__Supplied data__
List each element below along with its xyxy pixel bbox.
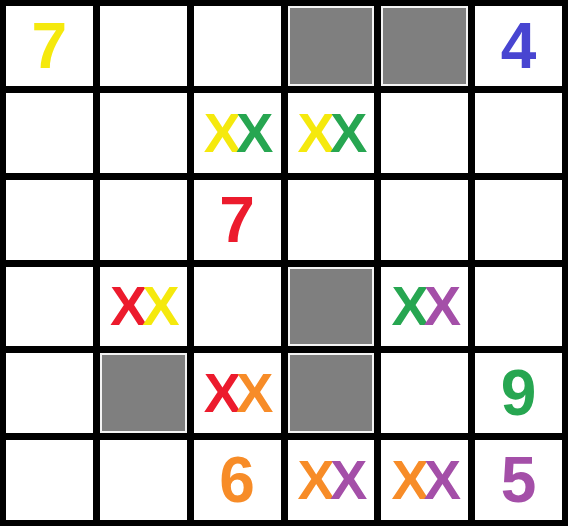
cell-r3c5[interactable] <box>381 180 468 260</box>
double-x-mark: XX <box>298 452 365 508</box>
double-x-mark: XX <box>298 105 365 161</box>
x-mark-first: X <box>110 274 144 337</box>
cell-r2c4[interactable]: XX <box>288 93 375 173</box>
x-mark-second: X <box>236 101 270 164</box>
x-mark-first: X <box>298 101 332 164</box>
cell-r3c2[interactable] <box>100 180 187 260</box>
cell-r1c3[interactable] <box>194 6 281 86</box>
x-mark-second: X <box>236 361 270 424</box>
clue-number: 9 <box>501 361 537 425</box>
cell-r6c5[interactable]: XX <box>381 440 468 520</box>
cell-r5c3[interactable]: XX <box>194 353 281 433</box>
cell-r4c1[interactable] <box>6 267 93 347</box>
cell-r2c5[interactable] <box>381 93 468 173</box>
x-mark-first: X <box>204 361 238 424</box>
cell-r6c2[interactable] <box>100 440 187 520</box>
cell-r1c1: 7 <box>6 6 93 86</box>
clue-number: 5 <box>501 448 537 512</box>
cell-r4c3[interactable] <box>194 267 281 347</box>
cell-r3c3: 7 <box>194 180 281 260</box>
x-mark-first: X <box>391 274 425 337</box>
cell-r2c1[interactable] <box>6 93 93 173</box>
x-mark-second: X <box>142 274 176 337</box>
blocked-cell-r1c5 <box>381 6 468 86</box>
clue-number: 7 <box>32 14 68 78</box>
cell-r6c4[interactable]: XX <box>288 440 375 520</box>
cell-r3c1[interactable] <box>6 180 93 260</box>
x-mark-second: X <box>424 448 458 511</box>
double-x-mark: XX <box>204 105 271 161</box>
cell-r3c4[interactable] <box>288 180 375 260</box>
x-mark-first: X <box>391 448 425 511</box>
cell-r6c6: 5 <box>475 440 562 520</box>
cell-r2c3[interactable]: XX <box>194 93 281 173</box>
cell-r5c5[interactable] <box>381 353 468 433</box>
x-mark-first: X <box>204 101 238 164</box>
cell-r4c5[interactable]: XX <box>381 267 468 347</box>
cell-r5c6: 9 <box>475 353 562 433</box>
double-x-mark: XX <box>391 452 458 508</box>
blocked-cell-r4c4 <box>288 267 375 347</box>
blocked-cell-r5c2 <box>100 353 187 433</box>
puzzle-board: 74XXXX7XXXXXX96XXXX5 <box>0 0 568 526</box>
cell-r3c6[interactable] <box>475 180 562 260</box>
cell-r1c6: 4 <box>475 6 562 86</box>
cell-r2c2[interactable] <box>100 93 187 173</box>
blocked-cell-r5c4 <box>288 353 375 433</box>
double-x-mark: XX <box>110 278 177 334</box>
cell-r1c2[interactable] <box>100 6 187 86</box>
cell-r5c1[interactable] <box>6 353 93 433</box>
cell-r4c2[interactable]: XX <box>100 267 187 347</box>
clue-number: 7 <box>219 188 255 252</box>
cell-r2c6[interactable] <box>475 93 562 173</box>
blocked-cell-r1c4 <box>288 6 375 86</box>
x-mark-second: X <box>330 101 364 164</box>
double-x-mark: XX <box>391 278 458 334</box>
cell-r4c6[interactable] <box>475 267 562 347</box>
clue-number: 4 <box>501 14 537 78</box>
x-mark-first: X <box>298 448 332 511</box>
cell-r6c3: 6 <box>194 440 281 520</box>
clue-number: 6 <box>219 448 255 512</box>
x-mark-second: X <box>424 274 458 337</box>
cell-r6c1[interactable] <box>6 440 93 520</box>
x-mark-second: X <box>330 448 364 511</box>
double-x-mark: XX <box>204 365 271 421</box>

__What the exercise asks__
Write out only the data lines starting at the line containing "cell-r3c5[interactable] <box>381 180" and ending at the line containing "puzzle-board: 74XXXX7XXXXXX96XXXX5 <box>0", substituting "hint-number" for every "clue-number" and leaving everything else unchanged.

__Solution to this task__
cell-r3c5[interactable] <box>381 180 468 260</box>
double-x-mark: XX <box>298 452 365 508</box>
double-x-mark: XX <box>298 105 365 161</box>
x-mark-first: X <box>110 274 144 337</box>
cell-r2c4[interactable]: XX <box>288 93 375 173</box>
x-mark-second: X <box>236 101 270 164</box>
x-mark-first: X <box>298 101 332 164</box>
cell-r3c2[interactable] <box>100 180 187 260</box>
cell-r1c3[interactable] <box>194 6 281 86</box>
x-mark-second: X <box>236 361 270 424</box>
hint-number: 9 <box>501 361 537 425</box>
cell-r6c5[interactable]: XX <box>381 440 468 520</box>
cell-r5c3[interactable]: XX <box>194 353 281 433</box>
cell-r4c1[interactable] <box>6 267 93 347</box>
cell-r2c5[interactable] <box>381 93 468 173</box>
x-mark-first: X <box>204 361 238 424</box>
cell-r6c2[interactable] <box>100 440 187 520</box>
cell-r1c1: 7 <box>6 6 93 86</box>
hint-number: 5 <box>501 448 537 512</box>
cell-r4c3[interactable] <box>194 267 281 347</box>
cell-r3c3: 7 <box>194 180 281 260</box>
x-mark-first: X <box>391 274 425 337</box>
cell-r2c1[interactable] <box>6 93 93 173</box>
x-mark-second: X <box>142 274 176 337</box>
blocked-cell-r1c5 <box>381 6 468 86</box>
hint-number: 7 <box>32 14 68 78</box>
cell-r6c4[interactable]: XX <box>288 440 375 520</box>
cell-r3c1[interactable] <box>6 180 93 260</box>
x-mark-second: X <box>424 448 458 511</box>
double-x-mark: XX <box>204 105 271 161</box>
cell-r3c4[interactable] <box>288 180 375 260</box>
x-mark-first: X <box>391 448 425 511</box>
cell-r6c6: 5 <box>475 440 562 520</box>
cell-r2c3[interactable]: XX <box>194 93 281 173</box>
cell-r5c5[interactable] <box>381 353 468 433</box>
x-mark-first: X <box>204 101 238 164</box>
cell-r4c5[interactable]: XX <box>381 267 468 347</box>
cell-r5c6: 9 <box>475 353 562 433</box>
double-x-mark: XX <box>391 452 458 508</box>
blocked-cell-r4c4 <box>288 267 375 347</box>
blocked-cell-r5c2 <box>100 353 187 433</box>
puzzle-board: 74XXXX7XXXXXX96XXXX5 <box>0 0 568 526</box>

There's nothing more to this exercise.